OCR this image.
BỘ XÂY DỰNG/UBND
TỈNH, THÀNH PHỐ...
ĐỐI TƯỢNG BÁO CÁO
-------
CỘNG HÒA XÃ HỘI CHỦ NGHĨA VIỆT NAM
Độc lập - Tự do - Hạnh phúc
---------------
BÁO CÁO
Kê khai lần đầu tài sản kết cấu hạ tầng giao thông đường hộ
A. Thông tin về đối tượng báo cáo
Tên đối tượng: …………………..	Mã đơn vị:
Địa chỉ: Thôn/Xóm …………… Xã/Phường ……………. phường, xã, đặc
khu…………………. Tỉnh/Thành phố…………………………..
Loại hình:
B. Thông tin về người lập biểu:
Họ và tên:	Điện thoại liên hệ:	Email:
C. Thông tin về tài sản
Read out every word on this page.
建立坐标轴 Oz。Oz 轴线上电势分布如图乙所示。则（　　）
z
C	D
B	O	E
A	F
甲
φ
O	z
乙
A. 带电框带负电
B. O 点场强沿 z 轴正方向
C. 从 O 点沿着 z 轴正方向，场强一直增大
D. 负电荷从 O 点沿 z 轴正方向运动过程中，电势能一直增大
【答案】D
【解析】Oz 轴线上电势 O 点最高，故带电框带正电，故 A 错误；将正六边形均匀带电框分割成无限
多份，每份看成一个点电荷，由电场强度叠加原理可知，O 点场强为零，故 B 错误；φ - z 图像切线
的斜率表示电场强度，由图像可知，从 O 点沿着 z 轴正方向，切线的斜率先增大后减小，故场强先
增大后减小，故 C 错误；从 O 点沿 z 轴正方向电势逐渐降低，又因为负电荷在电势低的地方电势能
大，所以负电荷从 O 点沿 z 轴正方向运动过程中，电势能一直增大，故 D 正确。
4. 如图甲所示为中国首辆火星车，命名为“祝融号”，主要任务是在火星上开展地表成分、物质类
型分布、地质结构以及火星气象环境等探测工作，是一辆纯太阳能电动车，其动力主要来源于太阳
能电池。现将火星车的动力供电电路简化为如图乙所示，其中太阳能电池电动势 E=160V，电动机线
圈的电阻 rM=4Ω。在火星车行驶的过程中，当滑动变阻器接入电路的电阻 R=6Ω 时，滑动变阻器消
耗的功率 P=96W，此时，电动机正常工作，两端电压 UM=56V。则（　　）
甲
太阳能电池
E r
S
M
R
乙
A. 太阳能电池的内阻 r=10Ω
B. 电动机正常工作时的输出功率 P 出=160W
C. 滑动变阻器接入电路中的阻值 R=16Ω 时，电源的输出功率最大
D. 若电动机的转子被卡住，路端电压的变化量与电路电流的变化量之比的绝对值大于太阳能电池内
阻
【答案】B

================================

- **Set problem**:
Extract, word for word, each line of the listing above.

- **Answer**:
OCR this image.
BỘ XÂY DỰNG/UBND
TỈNH, THÀNH PHỐ...
ĐỐI TƯỢNG BÁO CÁO
-------
CỘNG HÒA XÃ HỘI CHỦ NGHĨA VIỆT NAM
Độc lập - Tự do - Hạnh phúc
---------------
BÁO CÁO
Kê khai lần đầu tài sản kết cấu hạ tầng giao thông đường hộ
A. Thông tin về đối tượng báo cáo
Tên đối tượng: …………………..	Mã đơn vị:
Địa chỉ: Thôn/Xóm …………… Xã/Phường ……………. phường, xã, đặc
khu…………………. Tỉnh/Thành phố…………………………..
Loại hình:
B. Thông tin về người lập biểu:
Họ và tên:	Điện thoại liên hệ:	Email:
C. Thông tin về tài sản
Read out every word on this page.
建立坐标轴 Oz。Oz 轴线上电势分布如图乙所示。则（　　）
z
C	D
B	O	E
A	F
甲
φ
O	z
乙
A. 带电框带负电
B. O 点场强沿 z 轴正方向
C. 从 O 点沿着 z 轴正方向，场强一直增大
D. 负电荷从 O 点沿 z 轴正方向运动过程中，电势能一直增大
【答案】D
【解析】Oz 轴线上电势 O 点最高，故带电框带正电，故 A 错误；将正六边形均匀带电框分割成无限
多份，每份看成一个点电荷，由电场强度叠加原理可知，O 点场强为零，故 B 错误；φ - z 图像切线
的斜率表示电场强度，由图像可知，从 O 点沿着 z 轴正方向，切线的斜率先增大后减小，故场强先
增大后减小，故 C 错误；从 O 点沿 z 轴正方向电势逐渐降低，又因为负电荷在电势低的地方电势能
大，所以负电荷从 O 点沿 z 轴正方向运动过程中，电势能一直增大，故 D 正确。
4. 如图甲所示为中国首辆火星车，命名为“祝融号”，主要任务是在火星上开展地表成分、物质类
型分布、地质结构以及火星气象环境等探测工作，是一辆纯太阳能电动车，其动力主要来源于太阳
能电池。现将火星车的动力供电电路简化为如图乙所示，其中太阳能电池电动势 E=160V，电动机线
圈的电阻 rM=4Ω。在火星车行驶的过程中，当滑动变阻器接入电路的电阻 R=6Ω 时，滑动变阻器消
耗的功率 P=96W，此时，电动机正常工作，两端电压 UM=56V。则（　　）
甲
太阳能电池
E r
S
M
R
乙
A. 太阳能电池的内阻 r=10Ω
B. 电动机正常工作时的输出功率 P 出=160W
C. 滑动变阻器接入电路中的阻值 R=16Ω 时，电源的输出功率最大
D. 若电动机的转子被卡住，路端电压的变化量与电路电流的变化量之比的绝对值大于太阳能电池内
阻
【答案】B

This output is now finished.